**REQUIRED WORK:** Pick out all lines of the entries that include the word "curve" and copy them.

Extracted records:
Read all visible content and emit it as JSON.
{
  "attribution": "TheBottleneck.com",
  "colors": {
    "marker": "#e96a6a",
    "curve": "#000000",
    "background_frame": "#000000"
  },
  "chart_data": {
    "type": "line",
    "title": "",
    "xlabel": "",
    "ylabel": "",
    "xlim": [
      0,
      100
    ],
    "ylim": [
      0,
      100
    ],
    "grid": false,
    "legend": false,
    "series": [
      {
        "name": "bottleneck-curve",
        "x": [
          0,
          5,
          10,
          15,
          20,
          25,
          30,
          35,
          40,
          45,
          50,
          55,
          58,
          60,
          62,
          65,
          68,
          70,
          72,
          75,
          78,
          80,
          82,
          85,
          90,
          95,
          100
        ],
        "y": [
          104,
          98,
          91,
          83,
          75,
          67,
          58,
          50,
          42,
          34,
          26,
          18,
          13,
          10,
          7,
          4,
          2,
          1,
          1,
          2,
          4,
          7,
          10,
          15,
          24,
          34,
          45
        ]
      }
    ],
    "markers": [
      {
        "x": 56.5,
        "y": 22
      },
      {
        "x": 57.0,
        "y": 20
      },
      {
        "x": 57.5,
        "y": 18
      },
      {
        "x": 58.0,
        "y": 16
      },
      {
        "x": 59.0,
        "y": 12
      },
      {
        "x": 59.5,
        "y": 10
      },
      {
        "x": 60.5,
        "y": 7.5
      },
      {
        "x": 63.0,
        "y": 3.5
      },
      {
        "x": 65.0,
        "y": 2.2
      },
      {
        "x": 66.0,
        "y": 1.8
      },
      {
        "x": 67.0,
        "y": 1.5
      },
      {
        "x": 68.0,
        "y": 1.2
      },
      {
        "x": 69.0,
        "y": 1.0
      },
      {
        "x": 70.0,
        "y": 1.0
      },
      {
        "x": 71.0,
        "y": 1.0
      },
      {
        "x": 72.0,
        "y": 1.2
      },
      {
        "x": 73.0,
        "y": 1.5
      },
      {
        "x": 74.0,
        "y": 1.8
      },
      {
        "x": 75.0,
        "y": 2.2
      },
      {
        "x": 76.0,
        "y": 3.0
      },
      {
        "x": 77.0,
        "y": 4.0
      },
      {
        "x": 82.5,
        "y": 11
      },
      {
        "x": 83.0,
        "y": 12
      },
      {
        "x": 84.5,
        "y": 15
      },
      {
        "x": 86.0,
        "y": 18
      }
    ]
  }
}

**EXERCISE ANSWER:**
    "curve": "#000000",
        "name": "bottleneck-curve",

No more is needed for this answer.